▶ STATED EXERCISE: Would you return all of this data exactly, leaving nothing out?

▶ PROVIDED DATA:
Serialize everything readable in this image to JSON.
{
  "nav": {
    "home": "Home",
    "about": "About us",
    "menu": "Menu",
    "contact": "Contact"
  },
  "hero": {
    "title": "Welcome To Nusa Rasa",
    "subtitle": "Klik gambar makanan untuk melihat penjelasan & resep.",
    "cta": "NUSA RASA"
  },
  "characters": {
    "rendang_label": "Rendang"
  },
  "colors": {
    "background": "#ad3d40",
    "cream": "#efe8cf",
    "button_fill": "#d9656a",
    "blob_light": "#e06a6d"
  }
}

▶ TASK RESPONSE:
Serialize everything readable in this image to JSON.
{
  "nav": {
    "home": "Home",
    "about": "About us",
    "menu": "Menu",
    "contact": "Contact"
  },
  "hero": {
    "title": "Welcome To Nusa Rasa",
    "subtitle": "Klik gambar makanan untuk melihat penjelasan & resep.",
    "cta": "NUSA RASA"
  },
  "characters": {
    "rendang_label": "Rendang"
  },
  "colors": {
    "background": "#ad3d40",
    "cream": "#efe8cf",
    "button_fill": "#d9656a",
    "blob_light": "#e06a6d"
  }
}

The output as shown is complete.